**Job**
Go through the data below and copy it exactly, skipping every picture.
───── Record list
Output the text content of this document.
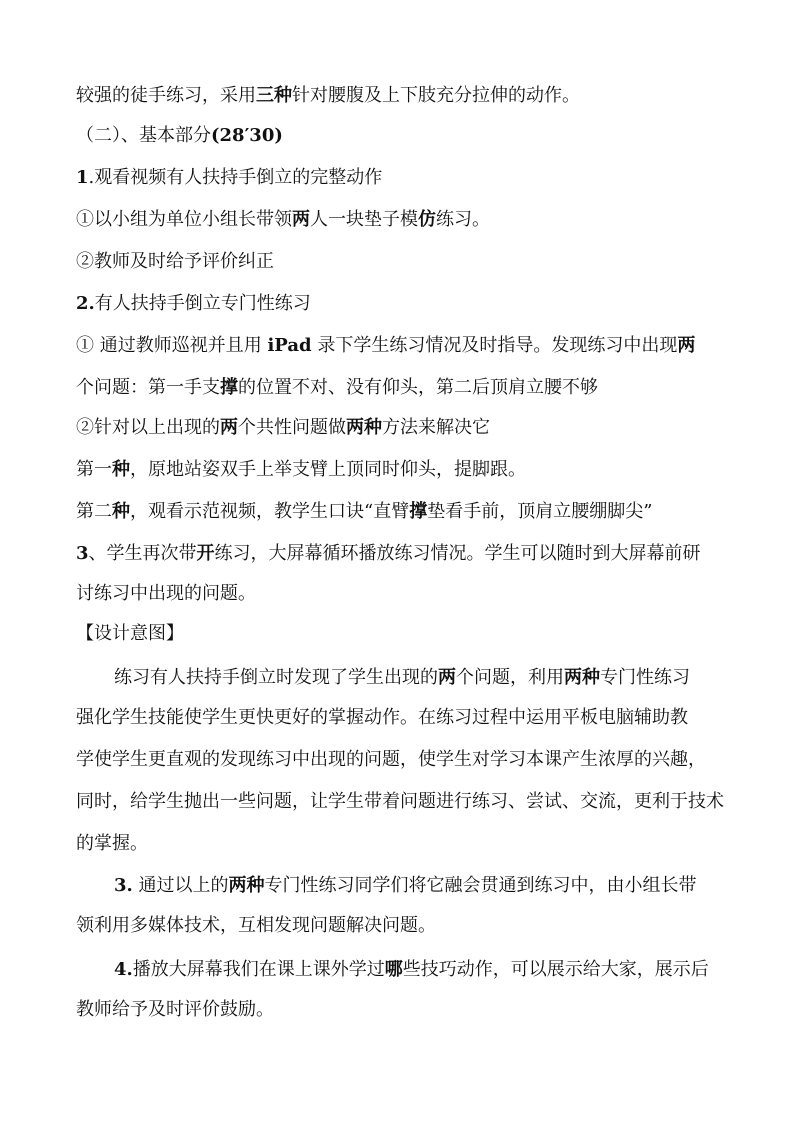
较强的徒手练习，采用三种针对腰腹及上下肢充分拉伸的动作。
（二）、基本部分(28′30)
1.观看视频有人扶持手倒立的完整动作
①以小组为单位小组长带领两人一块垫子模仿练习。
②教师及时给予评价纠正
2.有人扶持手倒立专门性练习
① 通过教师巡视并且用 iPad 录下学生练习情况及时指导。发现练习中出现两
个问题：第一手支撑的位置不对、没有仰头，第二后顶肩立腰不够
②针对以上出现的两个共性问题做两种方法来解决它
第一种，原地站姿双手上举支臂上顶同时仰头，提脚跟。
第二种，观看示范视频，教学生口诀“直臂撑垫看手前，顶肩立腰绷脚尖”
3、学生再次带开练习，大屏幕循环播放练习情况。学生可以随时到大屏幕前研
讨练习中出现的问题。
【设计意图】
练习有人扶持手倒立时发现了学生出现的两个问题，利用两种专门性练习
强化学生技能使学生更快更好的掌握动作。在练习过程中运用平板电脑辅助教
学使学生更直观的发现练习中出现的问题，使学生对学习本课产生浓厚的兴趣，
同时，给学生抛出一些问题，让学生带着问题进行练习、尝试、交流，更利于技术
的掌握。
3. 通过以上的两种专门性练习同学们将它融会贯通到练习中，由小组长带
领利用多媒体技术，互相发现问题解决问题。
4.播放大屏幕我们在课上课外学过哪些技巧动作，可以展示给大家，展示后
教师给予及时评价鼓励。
──────────
**Exercise output**
Output the text content of this document.
较强的徒手练习，采用三种针对腰腹及上下肢充分拉伸的动作。
（二）、基本部分(28′30)
1.观看视频有人扶持手倒立的完整动作
①以小组为单位小组长带领两人一块垫子模仿练习。
②教师及时给予评价纠正
2.有人扶持手倒立专门性练习
① 通过教师巡视并且用 iPad 录下学生练习情况及时指导。发现练习中出现两
个问题：第一手支撑的位置不对、没有仰头，第二后顶肩立腰不够
②针对以上出现的两个共性问题做两种方法来解决它
第一种，原地站姿双手上举支臂上顶同时仰头，提脚跟。
第二种，观看示范视频，教学生口诀“直臂撑垫看手前，顶肩立腰绷脚尖”
3、学生再次带开练习，大屏幕循环播放练习情况。学生可以随时到大屏幕前研
讨练习中出现的问题。
【设计意图】
练习有人扶持手倒立时发现了学生出现的两个问题，利用两种专门性练习
强化学生技能使学生更快更好的掌握动作。在练习过程中运用平板电脑辅助教
学使学生更直观的发现练习中出现的问题，使学生对学习本课产生浓厚的兴趣，
同时，给学生抛出一些问题，让学生带着问题进行练习、尝试、交流，更利于技术
的掌握。
3. 通过以上的两种专门性练习同学们将它融会贯通到练习中，由小组长带
领利用多媒体技术，互相发现问题解决问题。
4.播放大屏幕我们在课上课外学过哪些技巧动作，可以展示给大家，展示后
教师给予及时评价鼓励。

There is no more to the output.